**Your objective**
Restate the records in their entirety, word for word.

* Start *

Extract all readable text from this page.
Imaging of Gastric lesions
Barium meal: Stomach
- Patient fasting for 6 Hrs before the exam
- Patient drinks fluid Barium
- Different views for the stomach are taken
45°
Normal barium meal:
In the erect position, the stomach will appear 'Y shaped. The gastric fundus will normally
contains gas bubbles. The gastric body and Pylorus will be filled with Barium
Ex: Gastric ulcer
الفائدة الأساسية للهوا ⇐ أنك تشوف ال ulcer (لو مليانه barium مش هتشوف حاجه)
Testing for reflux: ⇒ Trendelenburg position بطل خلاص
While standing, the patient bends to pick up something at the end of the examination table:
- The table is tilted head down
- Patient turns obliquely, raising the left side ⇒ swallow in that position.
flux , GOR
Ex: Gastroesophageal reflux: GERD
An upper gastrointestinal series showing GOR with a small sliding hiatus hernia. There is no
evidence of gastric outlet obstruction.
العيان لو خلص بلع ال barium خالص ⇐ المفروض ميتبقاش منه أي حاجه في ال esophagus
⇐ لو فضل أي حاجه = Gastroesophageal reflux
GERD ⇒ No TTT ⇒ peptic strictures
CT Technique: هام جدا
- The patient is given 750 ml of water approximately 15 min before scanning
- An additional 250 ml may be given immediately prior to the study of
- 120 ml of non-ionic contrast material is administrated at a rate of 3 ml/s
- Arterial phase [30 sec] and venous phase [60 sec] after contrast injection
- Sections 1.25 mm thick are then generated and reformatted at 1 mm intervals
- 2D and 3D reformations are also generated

* End *

**Expected answer**
Extract all readable text from this page.
Imaging of Gastric lesions
Barium meal: Stomach
- Patient fasting for 6 Hrs before the exam
- Patient drinks fluid Barium
- Different views for the stomach are taken
45°
Normal barium meal:
In the erect position, the stomach will appear 'Y shaped. The gastric fundus will normally
contains gas bubbles. The gastric body and Pylorus will be filled with Barium
Ex: Gastric ulcer
الفائدة الأساسية للهوا ⇐ أنك تشوف ال ulcer (لو مليانه barium مش هتشوف حاجه)
Testing for reflux: ⇒ Trendelenburg position بطل خلاص
While standing, the patient bends to pick up something at the end of the examination table:
- The table is tilted head down
- Patient turns obliquely, raising the left side ⇒ swallow in that position.
flux , GOR
Ex: Gastroesophageal reflux: GERD
An upper gastrointestinal series showing GOR with a small sliding hiatus hernia. There is no
evidence of gastric outlet obstruction.
العيان لو خلص بلع ال barium خالص ⇐ المفروض ميتبقاش منه أي حاجه في ال esophagus
⇐ لو فضل أي حاجه = Gastroesophageal reflux
GERD ⇒ No TTT ⇒ peptic strictures
CT Technique: هام جدا
- The patient is given 750 ml of water approximately 15 min before scanning
- An additional 250 ml may be given immediately prior to the study of
- 120 ml of non-ionic contrast material is administrated at a rate of 3 ml/s
- Arterial phase [30 sec] and venous phase [60 sec] after contrast injection
- Sections 1.25 mm thick are then generated and reformatted at 1 mm intervals
- 2D and 3D reformations are also generated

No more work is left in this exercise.